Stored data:

=-=-=

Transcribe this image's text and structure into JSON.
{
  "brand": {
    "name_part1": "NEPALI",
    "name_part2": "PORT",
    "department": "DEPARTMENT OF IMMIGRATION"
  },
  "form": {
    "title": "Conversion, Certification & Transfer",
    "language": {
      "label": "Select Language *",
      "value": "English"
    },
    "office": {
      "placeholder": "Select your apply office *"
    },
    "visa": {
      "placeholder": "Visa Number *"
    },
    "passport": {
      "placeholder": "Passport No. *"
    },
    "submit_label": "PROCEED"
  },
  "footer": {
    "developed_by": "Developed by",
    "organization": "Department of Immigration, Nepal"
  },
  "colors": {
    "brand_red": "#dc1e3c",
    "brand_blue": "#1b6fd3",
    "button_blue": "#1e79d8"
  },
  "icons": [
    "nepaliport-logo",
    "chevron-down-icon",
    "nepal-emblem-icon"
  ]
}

=-=-=

_YOUR TASK_.
From the listing above, extract every line exactly as it stands.

_SOLUTION_.
Transcribe this image's text and structure into JSON.
{
  "brand": {
    "name_part1": "NEPALI",
    "name_part2": "PORT",
    "department": "DEPARTMENT OF IMMIGRATION"
  },
  "form": {
    "title": "Conversion, Certification & Transfer",
    "language": {
      "label": "Select Language *",
      "value": "English"
    },
    "office": {
      "placeholder": "Select your apply office *"
    },
    "visa": {
      "placeholder": "Visa Number *"
    },
    "passport": {
      "placeholder": "Passport No. *"
    },
    "submit_label": "PROCEED"
  },
  "footer": {
    "developed_by": "Developed by",
    "organization": "Department of Immigration, Nepal"
  },
  "colors": {
    "brand_red": "#dc1e3c",
    "brand_blue": "#1b6fd3",
    "button_blue": "#1e79d8"
  },
  "icons": [
    "nepaliport-logo",
    "chevron-down-icon",
    "nepal-emblem-icon"
  ]
}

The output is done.